DATASET ENTRIES —
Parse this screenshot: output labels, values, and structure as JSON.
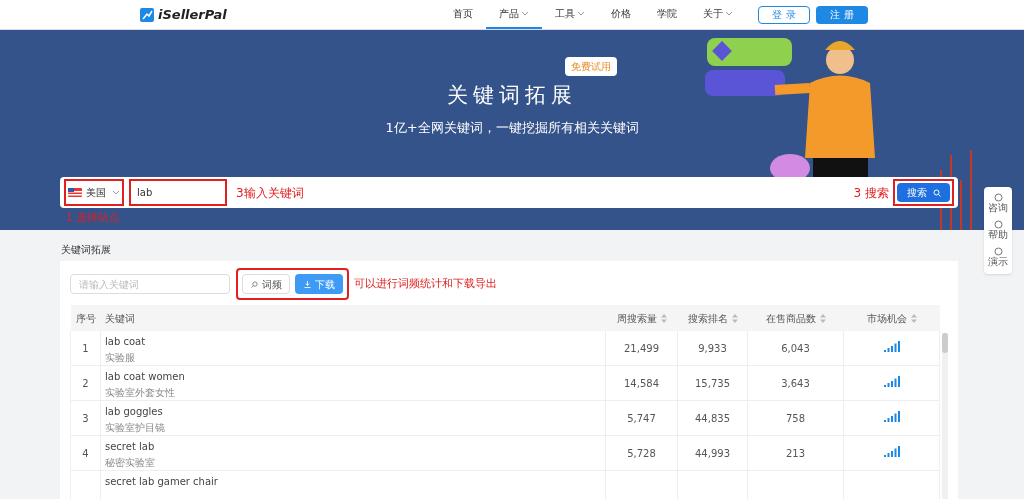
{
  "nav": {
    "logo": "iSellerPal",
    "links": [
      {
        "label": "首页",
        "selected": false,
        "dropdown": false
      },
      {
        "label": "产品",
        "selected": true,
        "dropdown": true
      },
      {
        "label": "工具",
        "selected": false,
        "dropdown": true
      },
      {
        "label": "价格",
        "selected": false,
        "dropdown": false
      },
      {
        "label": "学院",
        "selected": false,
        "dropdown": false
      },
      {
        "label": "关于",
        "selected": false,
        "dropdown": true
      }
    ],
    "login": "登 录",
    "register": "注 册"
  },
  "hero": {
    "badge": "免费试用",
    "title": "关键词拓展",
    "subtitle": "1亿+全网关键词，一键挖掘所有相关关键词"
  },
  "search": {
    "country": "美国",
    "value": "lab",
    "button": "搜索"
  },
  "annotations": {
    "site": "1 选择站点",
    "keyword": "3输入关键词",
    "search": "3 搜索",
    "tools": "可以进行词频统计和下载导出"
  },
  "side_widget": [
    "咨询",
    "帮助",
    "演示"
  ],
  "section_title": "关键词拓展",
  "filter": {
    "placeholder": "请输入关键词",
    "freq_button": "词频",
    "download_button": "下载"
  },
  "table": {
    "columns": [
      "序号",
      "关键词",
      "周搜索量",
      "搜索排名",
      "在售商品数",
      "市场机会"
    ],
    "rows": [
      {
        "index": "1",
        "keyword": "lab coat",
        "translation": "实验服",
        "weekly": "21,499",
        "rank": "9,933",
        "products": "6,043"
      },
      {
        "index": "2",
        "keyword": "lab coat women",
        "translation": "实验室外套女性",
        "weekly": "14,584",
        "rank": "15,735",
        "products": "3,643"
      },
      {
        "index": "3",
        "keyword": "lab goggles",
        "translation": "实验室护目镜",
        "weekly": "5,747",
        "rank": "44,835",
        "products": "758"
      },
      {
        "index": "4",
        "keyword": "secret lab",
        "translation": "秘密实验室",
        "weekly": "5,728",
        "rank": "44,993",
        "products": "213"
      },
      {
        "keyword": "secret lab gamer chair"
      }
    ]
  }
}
* * *
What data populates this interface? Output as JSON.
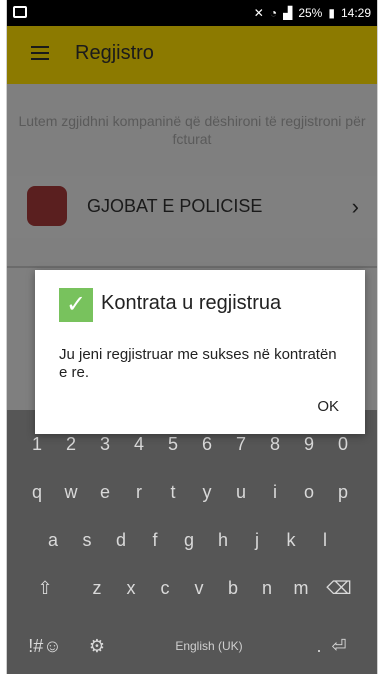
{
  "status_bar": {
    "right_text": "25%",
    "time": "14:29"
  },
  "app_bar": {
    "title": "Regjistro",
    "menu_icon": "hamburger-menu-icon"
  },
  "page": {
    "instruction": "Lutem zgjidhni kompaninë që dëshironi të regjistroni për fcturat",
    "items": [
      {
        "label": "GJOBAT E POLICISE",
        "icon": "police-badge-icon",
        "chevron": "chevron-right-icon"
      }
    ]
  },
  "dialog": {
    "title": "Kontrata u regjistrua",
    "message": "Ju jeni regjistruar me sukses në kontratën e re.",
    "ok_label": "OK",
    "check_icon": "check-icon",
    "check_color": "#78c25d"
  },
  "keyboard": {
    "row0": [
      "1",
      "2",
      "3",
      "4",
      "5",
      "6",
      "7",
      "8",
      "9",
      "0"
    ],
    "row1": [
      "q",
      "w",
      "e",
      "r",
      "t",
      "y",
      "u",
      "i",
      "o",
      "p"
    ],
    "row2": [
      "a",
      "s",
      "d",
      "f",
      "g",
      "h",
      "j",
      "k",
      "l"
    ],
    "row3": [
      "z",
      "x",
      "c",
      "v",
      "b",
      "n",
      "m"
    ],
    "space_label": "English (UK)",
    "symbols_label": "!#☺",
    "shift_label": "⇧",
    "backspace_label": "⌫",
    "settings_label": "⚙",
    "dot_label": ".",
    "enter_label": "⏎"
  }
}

EXERCISE —
Read the entries and select each line where the word "translation" is found.

OUTPUT FOR THIS EXERCISE —
        "translation": "实验服",
        "translation": "实验室外套女性",
        "translation": "实验室护目镜",
        "translation": "秘密实验室",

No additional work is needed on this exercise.